Instructions to follow – All entries must be extracted exactly, with nothing added or dropped.

=== Stored rows ===

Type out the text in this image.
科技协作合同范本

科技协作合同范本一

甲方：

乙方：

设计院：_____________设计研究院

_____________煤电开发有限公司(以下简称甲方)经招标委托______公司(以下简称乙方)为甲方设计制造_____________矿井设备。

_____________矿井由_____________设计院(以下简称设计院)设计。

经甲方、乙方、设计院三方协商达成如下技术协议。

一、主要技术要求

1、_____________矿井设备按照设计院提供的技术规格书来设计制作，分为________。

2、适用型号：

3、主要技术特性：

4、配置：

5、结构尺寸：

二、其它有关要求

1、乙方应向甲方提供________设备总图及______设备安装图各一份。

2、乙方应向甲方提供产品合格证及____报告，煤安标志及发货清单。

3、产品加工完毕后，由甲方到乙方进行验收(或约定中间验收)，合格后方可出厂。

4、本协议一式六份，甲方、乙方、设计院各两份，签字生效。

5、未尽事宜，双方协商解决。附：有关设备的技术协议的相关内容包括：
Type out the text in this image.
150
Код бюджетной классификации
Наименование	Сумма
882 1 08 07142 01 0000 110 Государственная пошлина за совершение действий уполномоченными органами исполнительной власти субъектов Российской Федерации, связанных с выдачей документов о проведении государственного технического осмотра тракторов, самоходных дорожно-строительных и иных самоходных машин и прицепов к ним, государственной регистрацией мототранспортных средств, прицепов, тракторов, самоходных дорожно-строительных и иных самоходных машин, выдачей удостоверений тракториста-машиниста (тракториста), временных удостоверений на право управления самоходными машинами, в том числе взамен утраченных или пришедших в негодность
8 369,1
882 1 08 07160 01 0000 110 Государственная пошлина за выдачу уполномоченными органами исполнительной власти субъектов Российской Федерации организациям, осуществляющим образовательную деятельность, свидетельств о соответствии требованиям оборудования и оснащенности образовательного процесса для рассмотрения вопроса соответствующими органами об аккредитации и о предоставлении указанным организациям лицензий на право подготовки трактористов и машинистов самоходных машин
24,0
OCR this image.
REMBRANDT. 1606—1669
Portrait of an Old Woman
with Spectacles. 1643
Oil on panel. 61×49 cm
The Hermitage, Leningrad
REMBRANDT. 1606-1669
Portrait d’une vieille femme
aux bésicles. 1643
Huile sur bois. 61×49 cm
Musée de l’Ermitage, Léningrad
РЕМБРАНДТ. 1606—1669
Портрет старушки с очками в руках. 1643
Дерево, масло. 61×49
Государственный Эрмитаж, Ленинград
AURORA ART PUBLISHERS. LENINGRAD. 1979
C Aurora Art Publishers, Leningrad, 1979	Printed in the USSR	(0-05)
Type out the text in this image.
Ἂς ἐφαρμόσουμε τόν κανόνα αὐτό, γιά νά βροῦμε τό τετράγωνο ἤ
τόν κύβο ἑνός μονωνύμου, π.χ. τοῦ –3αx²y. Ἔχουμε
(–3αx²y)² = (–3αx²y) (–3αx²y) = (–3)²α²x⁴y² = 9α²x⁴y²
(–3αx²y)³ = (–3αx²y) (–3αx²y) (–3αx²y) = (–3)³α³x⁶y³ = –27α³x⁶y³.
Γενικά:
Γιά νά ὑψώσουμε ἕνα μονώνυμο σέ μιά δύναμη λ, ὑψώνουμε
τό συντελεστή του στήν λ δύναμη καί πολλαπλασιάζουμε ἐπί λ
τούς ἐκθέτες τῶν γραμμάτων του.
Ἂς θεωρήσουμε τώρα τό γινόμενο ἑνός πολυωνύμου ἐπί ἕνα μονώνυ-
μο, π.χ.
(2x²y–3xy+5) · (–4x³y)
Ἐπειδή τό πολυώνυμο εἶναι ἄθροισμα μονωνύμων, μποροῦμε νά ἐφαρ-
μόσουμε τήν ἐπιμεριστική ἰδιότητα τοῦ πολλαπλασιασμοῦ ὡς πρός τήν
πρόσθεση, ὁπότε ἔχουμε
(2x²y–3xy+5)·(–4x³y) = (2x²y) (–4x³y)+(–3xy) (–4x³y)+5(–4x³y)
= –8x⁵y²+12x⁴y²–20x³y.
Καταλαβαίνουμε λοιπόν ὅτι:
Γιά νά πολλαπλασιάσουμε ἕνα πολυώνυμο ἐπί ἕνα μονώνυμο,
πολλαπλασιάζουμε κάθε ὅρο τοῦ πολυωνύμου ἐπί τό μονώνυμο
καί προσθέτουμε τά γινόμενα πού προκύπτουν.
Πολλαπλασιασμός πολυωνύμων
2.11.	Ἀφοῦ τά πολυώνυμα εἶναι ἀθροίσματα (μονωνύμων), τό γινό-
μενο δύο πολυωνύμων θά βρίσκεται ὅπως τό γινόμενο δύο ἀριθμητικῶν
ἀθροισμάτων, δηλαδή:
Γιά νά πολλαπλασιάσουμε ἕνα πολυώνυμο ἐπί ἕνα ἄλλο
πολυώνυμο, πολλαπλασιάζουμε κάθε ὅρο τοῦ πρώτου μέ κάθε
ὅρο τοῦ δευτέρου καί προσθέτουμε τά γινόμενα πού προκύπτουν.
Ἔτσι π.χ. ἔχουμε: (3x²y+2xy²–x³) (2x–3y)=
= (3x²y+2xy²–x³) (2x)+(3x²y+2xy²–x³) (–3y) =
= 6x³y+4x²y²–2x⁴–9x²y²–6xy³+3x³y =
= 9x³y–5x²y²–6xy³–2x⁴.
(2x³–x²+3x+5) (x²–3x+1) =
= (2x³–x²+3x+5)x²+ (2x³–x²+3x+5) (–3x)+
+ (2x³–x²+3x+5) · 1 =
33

===

Answer –
Type out the text in this image.
科技协作合同范本

科技协作合同范本一

甲方：

乙方：

设计院：_____________设计研究院

_____________煤电开发有限公司(以下简称甲方)经招标委托______公司(以下简称乙方)为甲方设计制造_____________矿井设备。

_____________矿井由_____________设计院(以下简称设计院)设计。

经甲方、乙方、设计院三方协商达成如下技术协议。

一、主要技术要求

1、_____________矿井设备按照设计院提供的技术规格书来设计制作，分为________。

2、适用型号：

3、主要技术特性：

4、配置：

5、结构尺寸：

二、其它有关要求

1、乙方应向甲方提供________设备总图及______设备安装图各一份。

2、乙方应向甲方提供产品合格证及____报告，煤安标志及发货清单。

3、产品加工完毕后，由甲方到乙方进行验收(或约定中间验收)，合格后方可出厂。

4、本协议一式六份，甲方、乙方、设计院各两份，签字生效。

5、未尽事宜，双方协商解决。附：有关设备的技术协议的相关内容包括：
Type out the text in this image.
150
Код бюджетной классификации
Наименование	Сумма
882 1 08 07142 01 0000 110 Государственная пошлина за совершение действий уполномоченными органами исполнительной власти субъектов Российской Федерации, связанных с выдачей документов о проведении государственного технического осмотра тракторов, самоходных дорожно-строительных и иных самоходных машин и прицепов к ним, государственной регистрацией мототранспортных средств, прицепов, тракторов, самоходных дорожно-строительных и иных самоходных машин, выдачей удостоверений тракториста-машиниста (тракториста), временных удостоверений на право управления самоходными машинами, в том числе взамен утраченных или пришедших в негодность
8 369,1
882 1 08 07160 01 0000 110 Государственная пошлина за выдачу уполномоченными органами исполнительной власти субъектов Российской Федерации организациям, осуществляющим образовательную деятельность, свидетельств о соответствии требованиям оборудования и оснащенности образовательного процесса для рассмотрения вопроса соответствующими органами об аккредитации и о предоставлении указанным организациям лицензий на право подготовки трактористов и машинистов самоходных машин
24,0
OCR this image.
REMBRANDT. 1606—1669
Portrait of an Old Woman
with Spectacles. 1643
Oil on panel. 61×49 cm
The Hermitage, Leningrad
REMBRANDT. 1606-1669
Portrait d’une vieille femme
aux bésicles. 1643
Huile sur bois. 61×49 cm
Musée de l’Ermitage, Léningrad
РЕМБРАНДТ. 1606—1669
Портрет старушки с очками в руках. 1643
Дерево, масло. 61×49
Государственный Эрмитаж, Ленинград
AURORA ART PUBLISHERS. LENINGRAD. 1979
C Aurora Art Publishers, Leningrad, 1979	Printed in the USSR	(0-05)
Type out the text in this image.
Ἂς ἐφαρμόσουμε τόν κανόνα αὐτό, γιά νά βροῦμε τό τετράγωνο ἤ
τόν κύβο ἑνός μονωνύμου, π.χ. τοῦ –3αx²y. Ἔχουμε
(–3αx²y)² = (–3αx²y) (–3αx²y) = (–3)²α²x⁴y² = 9α²x⁴y²
(–3αx²y)³ = (–3αx²y) (–3αx²y) (–3αx²y) = (–3)³α³x⁶y³ = –27α³x⁶y³.
Γενικά:
Γιά νά ὑψώσουμε ἕνα μονώνυμο σέ μιά δύναμη λ, ὑψώνουμε
τό συντελεστή του στήν λ δύναμη καί πολλαπλασιάζουμε ἐπί λ
τούς ἐκθέτες τῶν γραμμάτων του.
Ἂς θεωρήσουμε τώρα τό γινόμενο ἑνός πολυωνύμου ἐπί ἕνα μονώνυ-
μο, π.χ.
(2x²y–3xy+5) · (–4x³y)
Ἐπειδή τό πολυώνυμο εἶναι ἄθροισμα μονωνύμων, μποροῦμε νά ἐφαρ-
μόσουμε τήν ἐπιμεριστική ἰδιότητα τοῦ πολλαπλασιασμοῦ ὡς πρός τήν
πρόσθεση, ὁπότε ἔχουμε
(2x²y–3xy+5)·(–4x³y) = (2x²y) (–4x³y)+(–3xy) (–4x³y)+5(–4x³y)
= –8x⁵y²+12x⁴y²–20x³y.
Καταλαβαίνουμε λοιπόν ὅτι:
Γιά νά πολλαπλασιάσουμε ἕνα πολυώνυμο ἐπί ἕνα μονώνυμο,
πολλαπλασιάζουμε κάθε ὅρο τοῦ πολυωνύμου ἐπί τό μονώνυμο
καί προσθέτουμε τά γινόμενα πού προκύπτουν.
Πολλαπλασιασμός πολυωνύμων
2.11.	Ἀφοῦ τά πολυώνυμα εἶναι ἀθροίσματα (μονωνύμων), τό γινό-
μενο δύο πολυωνύμων θά βρίσκεται ὅπως τό γινόμενο δύο ἀριθμητικῶν
ἀθροισμάτων, δηλαδή:
Γιά νά πολλαπλασιάσουμε ἕνα πολυώνυμο ἐπί ἕνα ἄλλο
πολυώνυμο, πολλαπλασιάζουμε κάθε ὅρο τοῦ πρώτου μέ κάθε
ὅρο τοῦ δευτέρου καί προσθέτουμε τά γινόμενα πού προκύπτουν.
Ἔτσι π.χ. ἔχουμε: (3x²y+2xy²–x³) (2x–3y)=
= (3x²y+2xy²–x³) (2x)+(3x²y+2xy²–x³) (–3y) =
= 6x³y+4x²y²–2x⁴–9x²y²–6xy³+3x³y =
= 9x³y–5x²y²–6xy³–2x⁴.
(2x³–x²+3x+5) (x²–3x+1) =
= (2x³–x²+3x+5)x²+ (2x³–x²+3x+5) (–3x)+
+ (2x³–x²+3x+5) · 1 =
33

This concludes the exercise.